### Goal
Print the entries below word for word; the pictures stay out of your copy.

### Input for this task
------------------------------------

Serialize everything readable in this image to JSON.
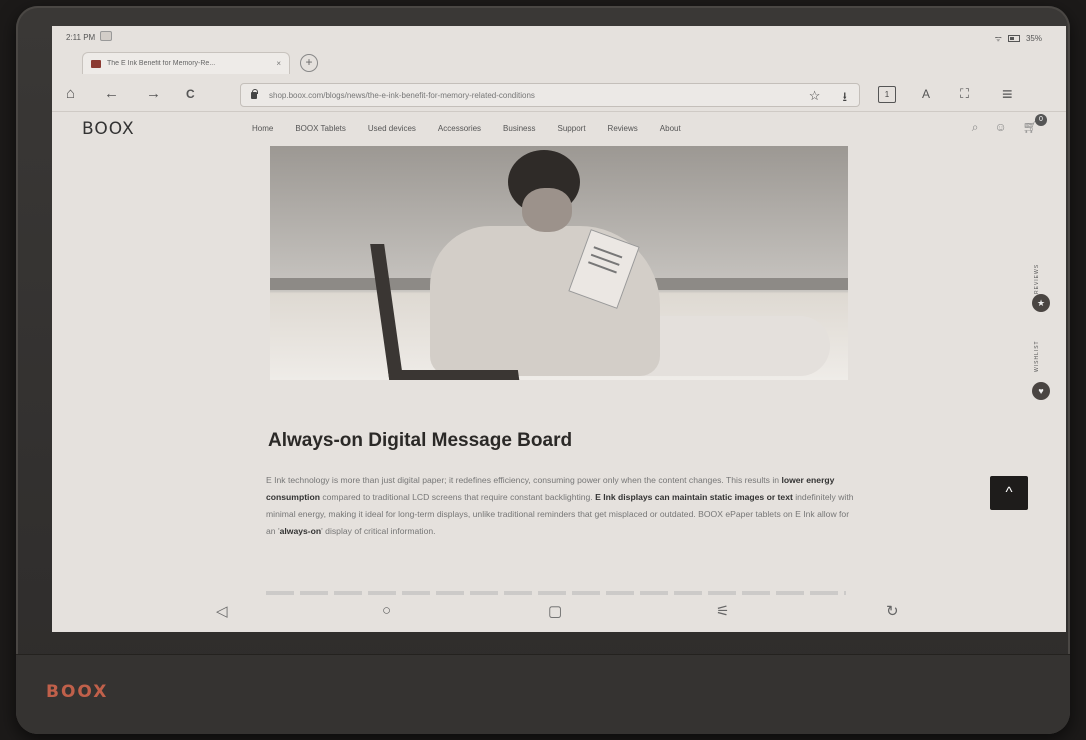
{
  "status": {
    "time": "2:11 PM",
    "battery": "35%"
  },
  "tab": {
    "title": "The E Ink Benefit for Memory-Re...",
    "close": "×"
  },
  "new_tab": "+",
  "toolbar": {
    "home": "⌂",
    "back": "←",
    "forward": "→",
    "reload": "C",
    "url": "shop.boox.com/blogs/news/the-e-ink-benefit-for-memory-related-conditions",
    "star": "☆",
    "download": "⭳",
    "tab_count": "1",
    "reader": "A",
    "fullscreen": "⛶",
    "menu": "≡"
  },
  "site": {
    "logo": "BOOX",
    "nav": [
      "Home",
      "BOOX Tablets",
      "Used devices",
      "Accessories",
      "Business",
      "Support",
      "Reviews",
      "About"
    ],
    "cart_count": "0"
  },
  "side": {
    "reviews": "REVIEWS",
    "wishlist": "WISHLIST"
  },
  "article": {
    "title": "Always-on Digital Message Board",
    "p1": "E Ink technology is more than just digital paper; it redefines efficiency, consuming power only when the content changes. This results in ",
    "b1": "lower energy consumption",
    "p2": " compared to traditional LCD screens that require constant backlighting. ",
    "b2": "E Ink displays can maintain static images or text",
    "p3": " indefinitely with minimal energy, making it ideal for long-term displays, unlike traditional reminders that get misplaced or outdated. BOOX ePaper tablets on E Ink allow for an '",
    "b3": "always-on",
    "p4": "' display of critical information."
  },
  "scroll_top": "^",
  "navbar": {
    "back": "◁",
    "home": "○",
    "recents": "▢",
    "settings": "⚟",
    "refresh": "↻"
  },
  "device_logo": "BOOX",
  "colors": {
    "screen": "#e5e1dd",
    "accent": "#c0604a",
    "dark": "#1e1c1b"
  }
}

------------------------------------

### Exercise response
Serialize everything readable in this image to JSON.
{
  "status": {
    "time": "2:11 PM",
    "battery": "35%"
  },
  "tab": {
    "title": "The E Ink Benefit for Memory-Re...",
    "close": "×"
  },
  "new_tab": "+",
  "toolbar": {
    "home": "⌂",
    "back": "←",
    "forward": "→",
    "reload": "C",
    "url": "shop.boox.com/blogs/news/the-e-ink-benefit-for-memory-related-conditions",
    "star": "☆",
    "download": "⭳",
    "tab_count": "1",
    "reader": "A",
    "fullscreen": "⛶",
    "menu": "≡"
  },
  "site": {
    "logo": "BOOX",
    "nav": [
      "Home",
      "BOOX Tablets",
      "Used devices",
      "Accessories",
      "Business",
      "Support",
      "Reviews",
      "About"
    ],
    "cart_count": "0"
  },
  "side": {
    "reviews": "REVIEWS",
    "wishlist": "WISHLIST"
  },
  "article": {
    "title": "Always-on Digital Message Board",
    "p1": "E Ink technology is more than just digital paper; it redefines efficiency, consuming power only when the content changes. This results in ",
    "b1": "lower energy consumption",
    "p2": " compared to traditional LCD screens that require constant backlighting. ",
    "b2": "E Ink displays can maintain static images or text",
    "p3": " indefinitely with minimal energy, making it ideal for long-term displays, unlike traditional reminders that get misplaced or outdated. BOOX ePaper tablets on E Ink allow for an '",
    "b3": "always-on",
    "p4": "' display of critical information."
  },
  "scroll_top": "^",
  "navbar": {
    "back": "◁",
    "home": "○",
    "recents": "▢",
    "settings": "⚟",
    "refresh": "↻"
  },
  "device_logo": "BOOX",
  "colors": {
    "screen": "#e5e1dd",
    "accent": "#c0604a",
    "dark": "#1e1c1b"
  }
}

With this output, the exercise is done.